# Given information start

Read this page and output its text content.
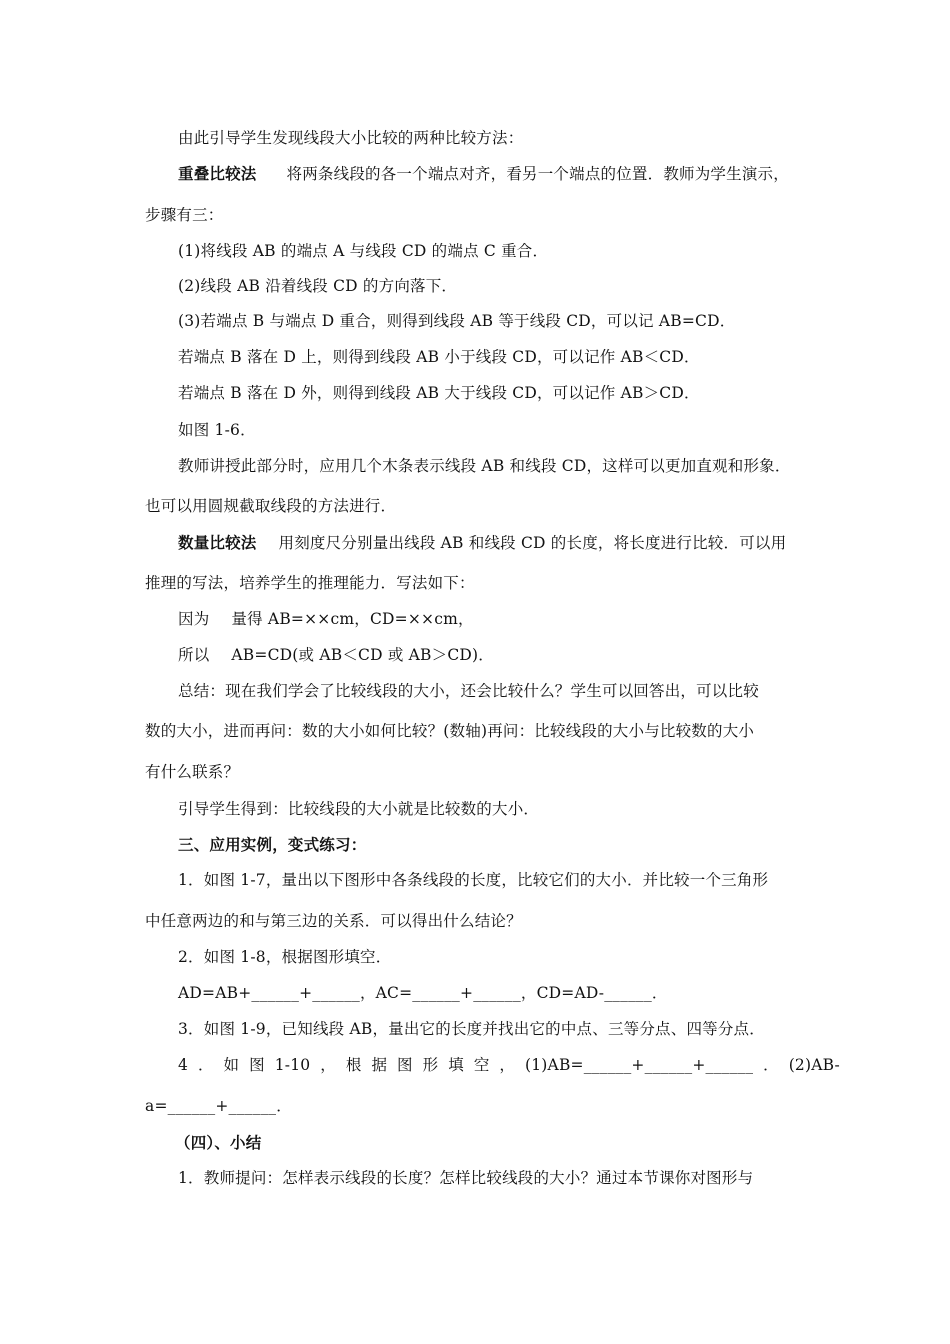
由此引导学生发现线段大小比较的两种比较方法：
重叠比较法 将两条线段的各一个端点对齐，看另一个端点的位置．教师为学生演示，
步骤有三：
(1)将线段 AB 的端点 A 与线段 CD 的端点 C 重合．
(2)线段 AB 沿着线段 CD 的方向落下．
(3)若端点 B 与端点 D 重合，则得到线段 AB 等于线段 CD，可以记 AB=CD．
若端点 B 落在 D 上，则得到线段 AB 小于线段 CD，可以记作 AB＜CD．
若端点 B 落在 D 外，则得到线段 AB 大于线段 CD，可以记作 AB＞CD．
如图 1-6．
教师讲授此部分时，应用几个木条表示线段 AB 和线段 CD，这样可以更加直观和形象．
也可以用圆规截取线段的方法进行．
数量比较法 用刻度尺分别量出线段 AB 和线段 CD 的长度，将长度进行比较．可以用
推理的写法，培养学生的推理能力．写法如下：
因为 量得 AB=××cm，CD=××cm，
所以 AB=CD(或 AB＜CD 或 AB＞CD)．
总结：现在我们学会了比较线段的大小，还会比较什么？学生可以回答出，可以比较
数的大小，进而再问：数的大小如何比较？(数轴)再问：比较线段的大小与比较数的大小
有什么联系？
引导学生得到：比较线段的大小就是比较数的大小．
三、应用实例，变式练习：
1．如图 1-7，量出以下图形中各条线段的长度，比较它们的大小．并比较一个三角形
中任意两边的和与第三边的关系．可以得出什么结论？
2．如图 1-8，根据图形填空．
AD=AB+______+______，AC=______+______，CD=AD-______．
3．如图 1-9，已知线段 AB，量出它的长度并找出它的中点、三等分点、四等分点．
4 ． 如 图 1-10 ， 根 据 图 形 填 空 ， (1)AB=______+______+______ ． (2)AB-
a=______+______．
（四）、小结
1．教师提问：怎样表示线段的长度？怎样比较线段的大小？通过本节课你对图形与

# Given information end
# Given information start

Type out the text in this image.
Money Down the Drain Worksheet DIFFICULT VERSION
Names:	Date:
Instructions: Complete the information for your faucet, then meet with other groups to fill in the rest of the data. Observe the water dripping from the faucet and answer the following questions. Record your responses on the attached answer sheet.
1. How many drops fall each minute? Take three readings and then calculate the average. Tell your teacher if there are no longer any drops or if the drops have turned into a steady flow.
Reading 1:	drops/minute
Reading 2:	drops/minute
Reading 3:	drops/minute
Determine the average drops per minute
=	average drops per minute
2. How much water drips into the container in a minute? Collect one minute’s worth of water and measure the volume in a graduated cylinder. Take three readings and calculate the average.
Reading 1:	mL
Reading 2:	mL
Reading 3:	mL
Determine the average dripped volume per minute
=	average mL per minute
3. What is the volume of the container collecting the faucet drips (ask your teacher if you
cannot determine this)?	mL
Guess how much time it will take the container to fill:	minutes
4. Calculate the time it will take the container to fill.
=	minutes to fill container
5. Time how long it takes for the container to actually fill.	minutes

# Given information end

Give every line of the material that includes the string "可以记作".

[Solution below]:
若端点 B 落在 D 上，则得到线段 AB 小于线段 CD，可以记作 AB＜CD．
若端点 B 落在 D 外，则得到线段 AB 大于线段 CD，可以记作 AB＞CD．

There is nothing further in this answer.